▸ **WRITTEN TASK**
Copy out every line exactly, passing over the pictures.

▸ **INFORMATION SHOWN**
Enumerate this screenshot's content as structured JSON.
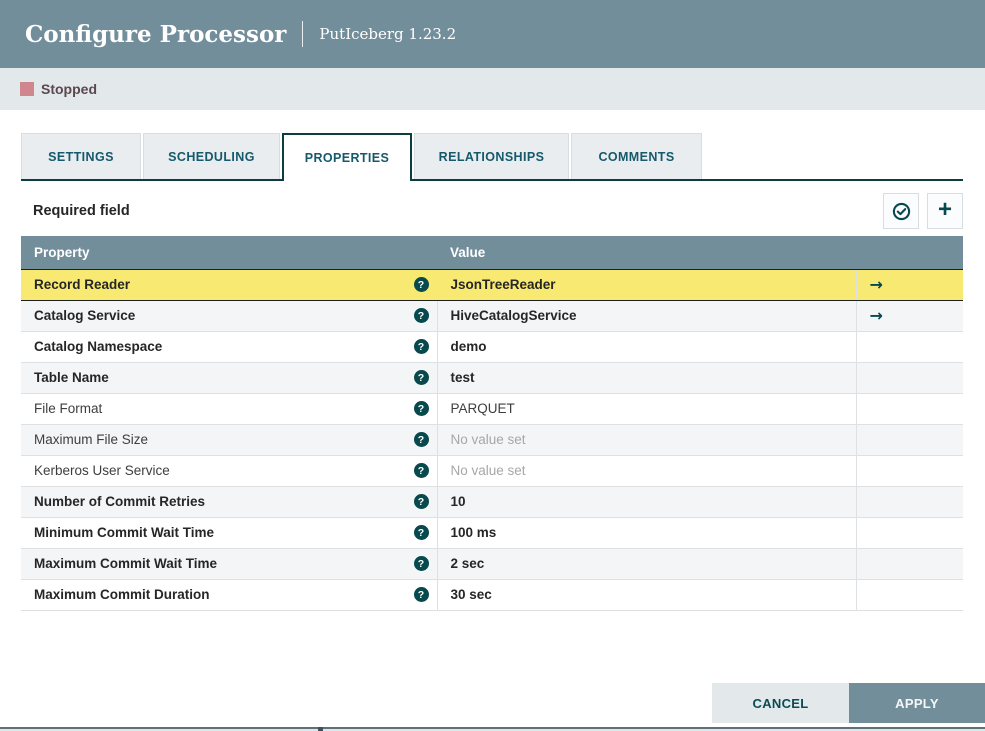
{
  "dialog": {
    "title": "Configure Processor",
    "subtitle": "PutIceberg 1.23.2"
  },
  "status": {
    "label": "Stopped",
    "color": "#CF868C"
  },
  "tabs": [
    {
      "label": "SETTINGS",
      "active": false
    },
    {
      "label": "SCHEDULING",
      "active": false
    },
    {
      "label": "PROPERTIES",
      "active": true
    },
    {
      "label": "RELATIONSHIPS",
      "active": false
    },
    {
      "label": "COMMENTS",
      "active": false
    }
  ],
  "panel": {
    "required_field_label": "Required field"
  },
  "icons": {
    "verify": "circle-check",
    "add": "+",
    "help": "?",
    "goto": "→"
  },
  "table": {
    "columns": [
      "Property",
      "Value",
      ""
    ],
    "rows": [
      {
        "property": "Record Reader",
        "value": "JsonTreeReader",
        "required": true,
        "unset": false,
        "has_link": true,
        "highlighted": true
      },
      {
        "property": "Catalog Service",
        "value": "HiveCatalogService",
        "required": true,
        "unset": false,
        "has_link": true,
        "highlighted": false
      },
      {
        "property": "Catalog Namespace",
        "value": "demo",
        "required": true,
        "unset": false,
        "has_link": false,
        "highlighted": false
      },
      {
        "property": "Table Name",
        "value": "test",
        "required": true,
        "unset": false,
        "has_link": false,
        "highlighted": false
      },
      {
        "property": "File Format",
        "value": "PARQUET",
        "required": false,
        "unset": false,
        "has_link": false,
        "highlighted": false
      },
      {
        "property": "Maximum File Size",
        "value": "No value set",
        "required": false,
        "unset": true,
        "has_link": false,
        "highlighted": false
      },
      {
        "property": "Kerberos User Service",
        "value": "No value set",
        "required": false,
        "unset": true,
        "has_link": false,
        "highlighted": false
      },
      {
        "property": "Number of Commit Retries",
        "value": "10",
        "required": true,
        "unset": false,
        "has_link": false,
        "highlighted": false
      },
      {
        "property": "Minimum Commit Wait Time",
        "value": "100 ms",
        "required": true,
        "unset": false,
        "has_link": false,
        "highlighted": false
      },
      {
        "property": "Maximum Commit Wait Time",
        "value": "2 sec",
        "required": true,
        "unset": false,
        "has_link": false,
        "highlighted": false
      },
      {
        "property": "Maximum Commit Duration",
        "value": "30 sec",
        "required": true,
        "unset": false,
        "has_link": false,
        "highlighted": false
      }
    ]
  },
  "footer": {
    "cancel_label": "CANCEL",
    "apply_label": "APPLY"
  },
  "colors": {
    "header_bg": "#728E9B",
    "status_bar_bg": "#E3E8EB",
    "highlight_row": "#F7E972",
    "accent_teal": "#07494D",
    "tab_border_dark": "#0C3D42"
  }
}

▸ **TASK SOLUTION**
Enumerate this screenshot's content as structured JSON.
{
  "dialog": {
    "title": "Configure Processor",
    "subtitle": "PutIceberg 1.23.2"
  },
  "status": {
    "label": "Stopped",
    "color": "#CF868C"
  },
  "tabs": [
    {
      "label": "SETTINGS",
      "active": false
    },
    {
      "label": "SCHEDULING",
      "active": false
    },
    {
      "label": "PROPERTIES",
      "active": true
    },
    {
      "label": "RELATIONSHIPS",
      "active": false
    },
    {
      "label": "COMMENTS",
      "active": false
    }
  ],
  "panel": {
    "required_field_label": "Required field"
  },
  "icons": {
    "verify": "circle-check",
    "add": "+",
    "help": "?",
    "goto": "→"
  },
  "table": {
    "columns": [
      "Property",
      "Value",
      ""
    ],
    "rows": [
      {
        "property": "Record Reader",
        "value": "JsonTreeReader",
        "required": true,
        "unset": false,
        "has_link": true,
        "highlighted": true
      },
      {
        "property": "Catalog Service",
        "value": "HiveCatalogService",
        "required": true,
        "unset": false,
        "has_link": true,
        "highlighted": false
      },
      {
        "property": "Catalog Namespace",
        "value": "demo",
        "required": true,
        "unset": false,
        "has_link": false,
        "highlighted": false
      },
      {
        "property": "Table Name",
        "value": "test",
        "required": true,
        "unset": false,
        "has_link": false,
        "highlighted": false
      },
      {
        "property": "File Format",
        "value": "PARQUET",
        "required": false,
        "unset": false,
        "has_link": false,
        "highlighted": false
      },
      {
        "property": "Maximum File Size",
        "value": "No value set",
        "required": false,
        "unset": true,
        "has_link": false,
        "highlighted": false
      },
      {
        "property": "Kerberos User Service",
        "value": "No value set",
        "required": false,
        "unset": true,
        "has_link": false,
        "highlighted": false
      },
      {
        "property": "Number of Commit Retries",
        "value": "10",
        "required": true,
        "unset": false,
        "has_link": false,
        "highlighted": false
      },
      {
        "property": "Minimum Commit Wait Time",
        "value": "100 ms",
        "required": true,
        "unset": false,
        "has_link": false,
        "highlighted": false
      },
      {
        "property": "Maximum Commit Wait Time",
        "value": "2 sec",
        "required": true,
        "unset": false,
        "has_link": false,
        "highlighted": false
      },
      {
        "property": "Maximum Commit Duration",
        "value": "30 sec",
        "required": true,
        "unset": false,
        "has_link": false,
        "highlighted": false
      }
    ]
  },
  "footer": {
    "cancel_label": "CANCEL",
    "apply_label": "APPLY"
  },
  "colors": {
    "header_bg": "#728E9B",
    "status_bar_bg": "#E3E8EB",
    "highlight_row": "#F7E972",
    "accent_teal": "#07494D",
    "tab_border_dark": "#0C3D42"
  }
}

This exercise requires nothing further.